Pick out the lines in the listing below that contain the word "reposts" and copy them.

..............................

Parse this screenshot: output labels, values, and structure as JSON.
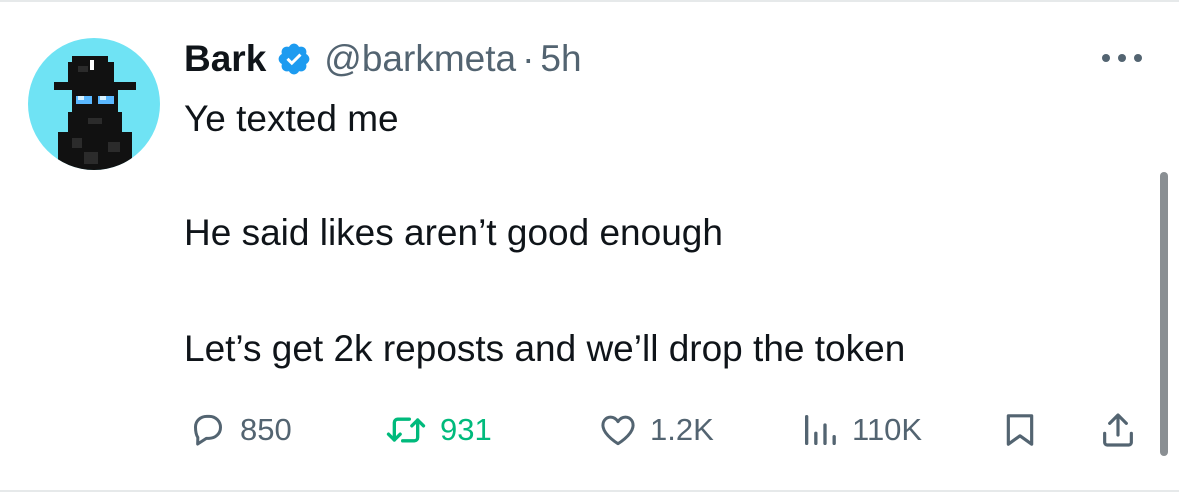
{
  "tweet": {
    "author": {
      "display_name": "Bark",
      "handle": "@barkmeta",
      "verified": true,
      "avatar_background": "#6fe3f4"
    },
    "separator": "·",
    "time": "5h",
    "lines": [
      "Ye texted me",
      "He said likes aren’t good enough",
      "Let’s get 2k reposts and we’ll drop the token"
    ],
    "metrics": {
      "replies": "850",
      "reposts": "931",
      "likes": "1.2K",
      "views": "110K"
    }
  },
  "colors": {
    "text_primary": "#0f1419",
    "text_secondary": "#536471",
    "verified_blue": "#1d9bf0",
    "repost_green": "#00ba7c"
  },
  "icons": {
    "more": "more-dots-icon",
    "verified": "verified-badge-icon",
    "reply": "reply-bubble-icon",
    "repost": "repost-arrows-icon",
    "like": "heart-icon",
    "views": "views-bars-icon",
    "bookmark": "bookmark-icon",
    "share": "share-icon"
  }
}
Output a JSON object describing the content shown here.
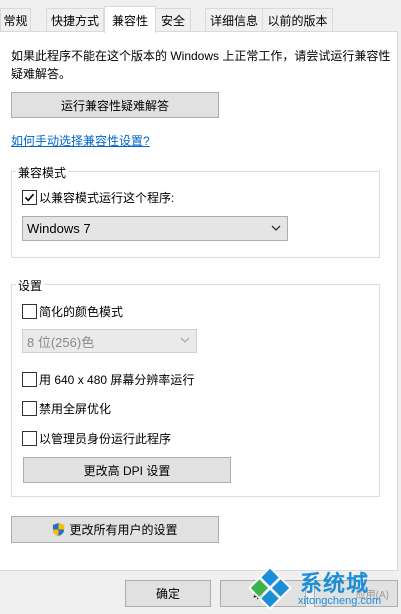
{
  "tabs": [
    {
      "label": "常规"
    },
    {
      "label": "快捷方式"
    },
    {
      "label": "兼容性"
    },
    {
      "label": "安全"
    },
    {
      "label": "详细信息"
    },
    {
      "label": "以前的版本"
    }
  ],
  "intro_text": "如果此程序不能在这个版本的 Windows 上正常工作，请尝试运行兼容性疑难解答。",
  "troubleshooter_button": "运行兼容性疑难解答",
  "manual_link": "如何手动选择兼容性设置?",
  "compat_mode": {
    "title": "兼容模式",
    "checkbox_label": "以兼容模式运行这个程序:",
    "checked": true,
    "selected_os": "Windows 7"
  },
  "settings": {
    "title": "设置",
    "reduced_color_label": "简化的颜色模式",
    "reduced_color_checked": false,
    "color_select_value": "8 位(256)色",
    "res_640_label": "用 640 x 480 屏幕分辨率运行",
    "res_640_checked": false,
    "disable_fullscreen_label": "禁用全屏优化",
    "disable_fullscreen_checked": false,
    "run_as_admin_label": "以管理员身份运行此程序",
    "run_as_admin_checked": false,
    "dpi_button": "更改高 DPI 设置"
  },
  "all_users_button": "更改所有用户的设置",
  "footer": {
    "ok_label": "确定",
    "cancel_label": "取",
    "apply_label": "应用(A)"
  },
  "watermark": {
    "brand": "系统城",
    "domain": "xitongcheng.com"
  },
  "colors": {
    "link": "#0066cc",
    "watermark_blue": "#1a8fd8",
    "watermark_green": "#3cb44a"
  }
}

..............................

Finished answer →
      "Let’s get 2k reposts and we’ll drop the token"
      "reposts": "931",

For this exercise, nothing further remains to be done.